— Start of Dataset records —
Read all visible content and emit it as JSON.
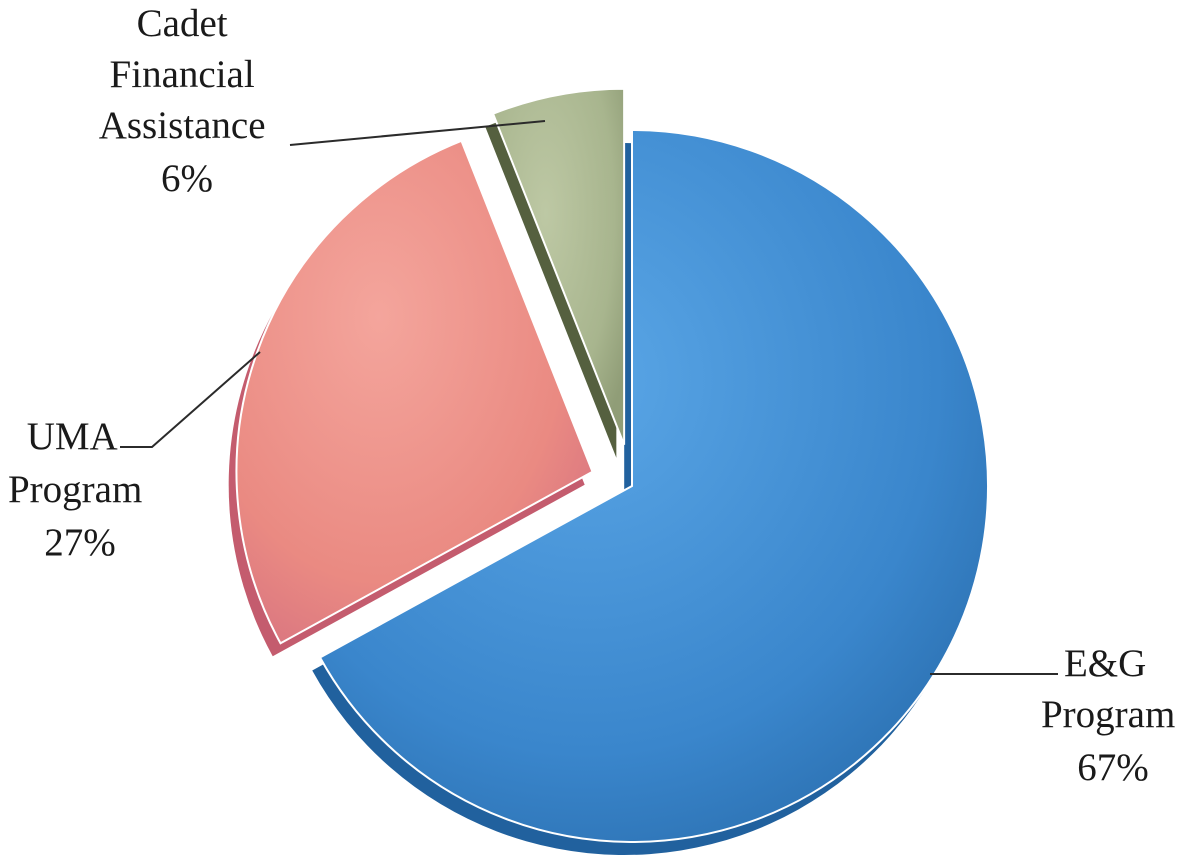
{
  "chart_data": {
    "type": "pie",
    "title": "",
    "slices": [
      {
        "name_lines": [
          "E&G",
          "Program"
        ],
        "value": 67,
        "value_label": "67%",
        "color": "#3a86cc",
        "side_color": "#21619e",
        "exploded": false
      },
      {
        "name_lines": [
          "UMA",
          "Program"
        ],
        "value": 27,
        "value_label": "27%",
        "color": "#ea8a82",
        "side_color": "#c45c6e",
        "exploded": true
      },
      {
        "name_lines": [
          "Cadet",
          "Financial",
          "Assistance"
        ],
        "value": 6,
        "value_label": "6%",
        "color": "#a8b58e",
        "side_color": "#55603f",
        "exploded": true
      }
    ],
    "legend": "none",
    "labels": "outside with leader lines"
  }
}
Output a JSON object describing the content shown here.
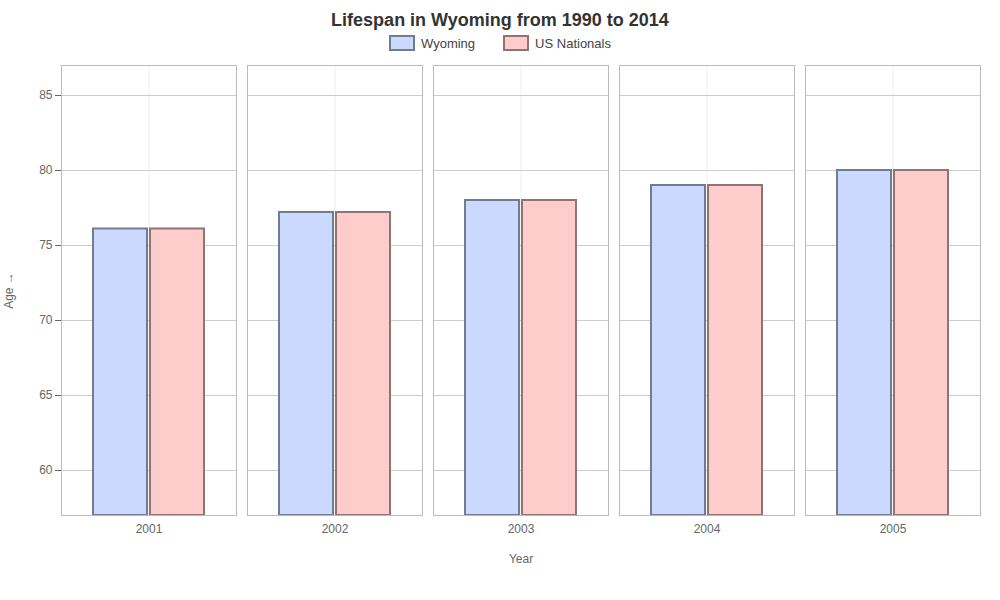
{
  "chart_data": {
    "type": "bar",
    "title": "Lifespan in Wyoming from 1990 to 2014",
    "x_label": "Year",
    "y_label": "Age",
    "categories": [
      "2001",
      "2002",
      "2003",
      "2004",
      "2005"
    ],
    "series": [
      {
        "name": "Wyoming",
        "color": "#ccd9ff",
        "values": [
          76.1,
          77.2,
          78.0,
          79.0,
          80.0
        ]
      },
      {
        "name": "US Nationals",
        "color": "#ffcccc",
        "values": [
          76.1,
          77.2,
          78.0,
          79.0,
          80.0
        ]
      }
    ],
    "ylim": [
      57,
      87
    ],
    "yticks": [
      60,
      65,
      70,
      75,
      80,
      85
    ],
    "grid": true,
    "legend": "top"
  }
}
— End of Dataset records —
• [What this task involves] Filter lines by "Wyoming" and return each hit.

• [Exercise answer]
    "title": "Lifespan in Wyoming from 1990 to 2014",
        "name": "Wyoming",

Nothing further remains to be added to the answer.